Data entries
···

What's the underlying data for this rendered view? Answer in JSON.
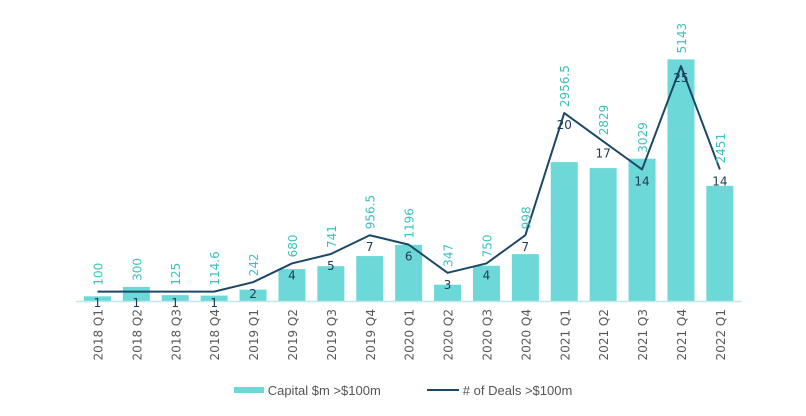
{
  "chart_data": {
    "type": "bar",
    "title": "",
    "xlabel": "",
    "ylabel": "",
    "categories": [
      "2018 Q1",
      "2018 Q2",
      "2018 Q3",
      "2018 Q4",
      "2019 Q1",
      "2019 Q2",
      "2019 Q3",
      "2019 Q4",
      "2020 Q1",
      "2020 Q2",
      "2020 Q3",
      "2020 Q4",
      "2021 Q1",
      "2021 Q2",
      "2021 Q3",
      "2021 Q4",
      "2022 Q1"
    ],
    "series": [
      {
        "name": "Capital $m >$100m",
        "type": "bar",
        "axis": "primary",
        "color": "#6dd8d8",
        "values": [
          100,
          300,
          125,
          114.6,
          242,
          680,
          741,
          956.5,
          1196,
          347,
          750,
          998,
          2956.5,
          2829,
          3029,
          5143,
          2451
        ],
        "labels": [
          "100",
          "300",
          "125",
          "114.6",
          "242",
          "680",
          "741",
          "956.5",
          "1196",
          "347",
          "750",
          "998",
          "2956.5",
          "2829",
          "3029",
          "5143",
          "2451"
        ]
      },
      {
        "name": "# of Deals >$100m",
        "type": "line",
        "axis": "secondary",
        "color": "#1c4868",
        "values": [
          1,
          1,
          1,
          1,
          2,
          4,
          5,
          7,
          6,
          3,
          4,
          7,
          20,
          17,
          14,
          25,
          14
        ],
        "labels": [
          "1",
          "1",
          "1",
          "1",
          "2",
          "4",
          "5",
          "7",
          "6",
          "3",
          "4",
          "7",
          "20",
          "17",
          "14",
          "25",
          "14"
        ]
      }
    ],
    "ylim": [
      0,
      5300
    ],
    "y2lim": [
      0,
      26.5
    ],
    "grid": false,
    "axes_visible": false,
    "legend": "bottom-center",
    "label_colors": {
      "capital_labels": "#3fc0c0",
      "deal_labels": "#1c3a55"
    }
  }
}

···

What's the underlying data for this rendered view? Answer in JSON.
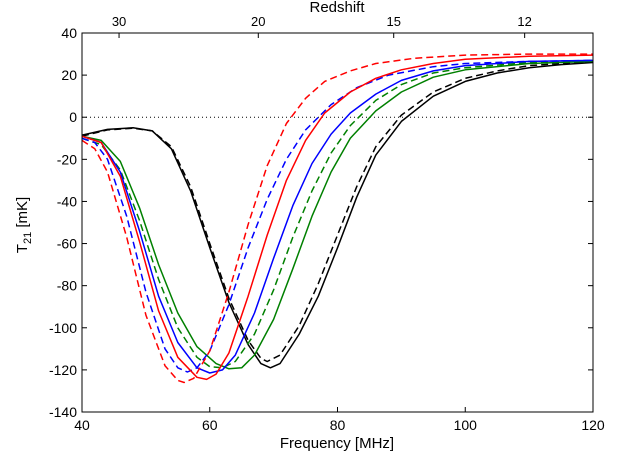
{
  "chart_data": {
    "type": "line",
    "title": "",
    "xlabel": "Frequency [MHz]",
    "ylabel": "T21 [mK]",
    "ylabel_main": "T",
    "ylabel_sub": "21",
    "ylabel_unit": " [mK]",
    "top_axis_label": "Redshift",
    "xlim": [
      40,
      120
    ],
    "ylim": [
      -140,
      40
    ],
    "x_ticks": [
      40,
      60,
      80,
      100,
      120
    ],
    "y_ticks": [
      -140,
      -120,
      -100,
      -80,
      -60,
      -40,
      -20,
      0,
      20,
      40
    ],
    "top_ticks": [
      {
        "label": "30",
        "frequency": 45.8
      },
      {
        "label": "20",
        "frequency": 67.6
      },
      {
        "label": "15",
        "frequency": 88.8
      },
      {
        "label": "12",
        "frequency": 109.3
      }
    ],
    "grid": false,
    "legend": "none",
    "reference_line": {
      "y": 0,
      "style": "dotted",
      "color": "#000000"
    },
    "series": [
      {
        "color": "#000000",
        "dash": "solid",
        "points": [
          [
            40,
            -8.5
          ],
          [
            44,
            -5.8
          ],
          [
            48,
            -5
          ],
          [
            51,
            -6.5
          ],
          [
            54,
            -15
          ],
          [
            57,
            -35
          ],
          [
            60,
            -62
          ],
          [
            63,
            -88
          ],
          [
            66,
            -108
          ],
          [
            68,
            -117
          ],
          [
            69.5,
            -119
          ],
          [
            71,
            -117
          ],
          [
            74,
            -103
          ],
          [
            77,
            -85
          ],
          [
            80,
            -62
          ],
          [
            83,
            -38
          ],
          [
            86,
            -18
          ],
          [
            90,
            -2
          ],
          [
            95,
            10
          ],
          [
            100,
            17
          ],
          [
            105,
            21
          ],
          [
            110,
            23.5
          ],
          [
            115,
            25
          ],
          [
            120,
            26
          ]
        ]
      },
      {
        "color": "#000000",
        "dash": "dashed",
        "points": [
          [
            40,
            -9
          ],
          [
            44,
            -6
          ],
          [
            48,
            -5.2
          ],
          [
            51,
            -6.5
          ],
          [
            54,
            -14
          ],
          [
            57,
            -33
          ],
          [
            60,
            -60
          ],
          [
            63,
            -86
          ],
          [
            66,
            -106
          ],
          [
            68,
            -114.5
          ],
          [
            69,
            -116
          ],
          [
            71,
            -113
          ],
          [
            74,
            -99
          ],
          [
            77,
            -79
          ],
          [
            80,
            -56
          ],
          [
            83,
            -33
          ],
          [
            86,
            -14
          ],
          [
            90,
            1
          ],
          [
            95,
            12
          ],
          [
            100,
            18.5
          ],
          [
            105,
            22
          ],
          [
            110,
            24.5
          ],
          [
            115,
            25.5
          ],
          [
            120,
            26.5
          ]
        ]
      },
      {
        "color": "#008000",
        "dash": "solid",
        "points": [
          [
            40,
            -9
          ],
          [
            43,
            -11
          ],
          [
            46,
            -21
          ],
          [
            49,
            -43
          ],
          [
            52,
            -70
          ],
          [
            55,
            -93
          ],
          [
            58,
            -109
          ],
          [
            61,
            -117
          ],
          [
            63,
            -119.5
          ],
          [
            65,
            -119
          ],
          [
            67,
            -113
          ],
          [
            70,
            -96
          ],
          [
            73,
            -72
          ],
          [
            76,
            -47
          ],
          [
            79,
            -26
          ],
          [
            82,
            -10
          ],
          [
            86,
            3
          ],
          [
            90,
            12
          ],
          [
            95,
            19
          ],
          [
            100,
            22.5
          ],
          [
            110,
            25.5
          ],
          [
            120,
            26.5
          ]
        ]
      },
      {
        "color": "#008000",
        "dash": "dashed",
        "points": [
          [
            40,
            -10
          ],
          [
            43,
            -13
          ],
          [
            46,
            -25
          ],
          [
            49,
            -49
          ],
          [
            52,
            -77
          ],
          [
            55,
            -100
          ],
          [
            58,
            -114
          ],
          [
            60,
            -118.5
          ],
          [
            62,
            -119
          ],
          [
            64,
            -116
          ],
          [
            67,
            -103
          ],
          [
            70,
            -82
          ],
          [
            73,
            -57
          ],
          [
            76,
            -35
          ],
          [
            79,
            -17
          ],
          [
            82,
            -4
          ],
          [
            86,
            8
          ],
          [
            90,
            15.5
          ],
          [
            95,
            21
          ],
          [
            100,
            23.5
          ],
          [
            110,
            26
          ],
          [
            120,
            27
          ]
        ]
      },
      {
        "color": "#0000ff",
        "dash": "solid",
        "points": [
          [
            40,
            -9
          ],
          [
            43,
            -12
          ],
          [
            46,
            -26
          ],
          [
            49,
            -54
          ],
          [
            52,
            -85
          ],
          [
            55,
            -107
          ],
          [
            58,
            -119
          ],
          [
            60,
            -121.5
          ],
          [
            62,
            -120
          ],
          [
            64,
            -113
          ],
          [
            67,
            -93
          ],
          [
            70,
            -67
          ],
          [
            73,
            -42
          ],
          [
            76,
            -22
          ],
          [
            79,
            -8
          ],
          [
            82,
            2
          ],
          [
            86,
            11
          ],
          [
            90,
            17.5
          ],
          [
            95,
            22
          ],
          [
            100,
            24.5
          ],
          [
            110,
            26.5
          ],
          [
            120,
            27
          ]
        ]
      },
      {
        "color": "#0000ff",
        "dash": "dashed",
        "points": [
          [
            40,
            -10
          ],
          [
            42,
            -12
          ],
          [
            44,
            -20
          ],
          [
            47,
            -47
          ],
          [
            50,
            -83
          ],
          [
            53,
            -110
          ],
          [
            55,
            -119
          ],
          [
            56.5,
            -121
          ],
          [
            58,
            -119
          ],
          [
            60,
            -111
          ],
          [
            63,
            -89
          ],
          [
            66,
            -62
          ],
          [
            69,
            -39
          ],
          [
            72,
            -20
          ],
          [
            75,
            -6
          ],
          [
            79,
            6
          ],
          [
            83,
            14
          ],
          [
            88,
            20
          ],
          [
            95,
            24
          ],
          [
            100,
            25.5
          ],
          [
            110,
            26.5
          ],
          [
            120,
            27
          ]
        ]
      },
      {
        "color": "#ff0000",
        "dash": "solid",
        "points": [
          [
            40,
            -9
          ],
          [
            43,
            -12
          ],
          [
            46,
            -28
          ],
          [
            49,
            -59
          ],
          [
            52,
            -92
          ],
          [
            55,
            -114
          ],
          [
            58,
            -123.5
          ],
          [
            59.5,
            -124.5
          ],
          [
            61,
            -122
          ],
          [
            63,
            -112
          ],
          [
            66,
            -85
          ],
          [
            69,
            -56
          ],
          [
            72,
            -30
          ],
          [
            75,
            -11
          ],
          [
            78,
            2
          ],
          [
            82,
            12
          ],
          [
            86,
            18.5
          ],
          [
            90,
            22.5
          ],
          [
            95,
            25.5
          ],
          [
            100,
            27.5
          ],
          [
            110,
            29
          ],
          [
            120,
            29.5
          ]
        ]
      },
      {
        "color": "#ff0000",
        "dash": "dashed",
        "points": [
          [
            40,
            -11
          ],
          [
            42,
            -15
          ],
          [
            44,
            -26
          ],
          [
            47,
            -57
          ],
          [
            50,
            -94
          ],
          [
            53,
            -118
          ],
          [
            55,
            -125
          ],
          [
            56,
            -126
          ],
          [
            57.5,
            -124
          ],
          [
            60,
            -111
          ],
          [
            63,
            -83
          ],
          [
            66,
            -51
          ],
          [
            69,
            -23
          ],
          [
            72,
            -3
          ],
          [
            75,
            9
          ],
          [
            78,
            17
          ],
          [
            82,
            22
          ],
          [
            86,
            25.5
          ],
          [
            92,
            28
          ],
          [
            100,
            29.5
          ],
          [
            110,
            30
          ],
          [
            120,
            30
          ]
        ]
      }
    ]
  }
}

···

Work instructions: Extract all lines containing the word "name".

Completed task:
        "name": "Capital $m >$100m",
        "name": "# of Deals >$100m",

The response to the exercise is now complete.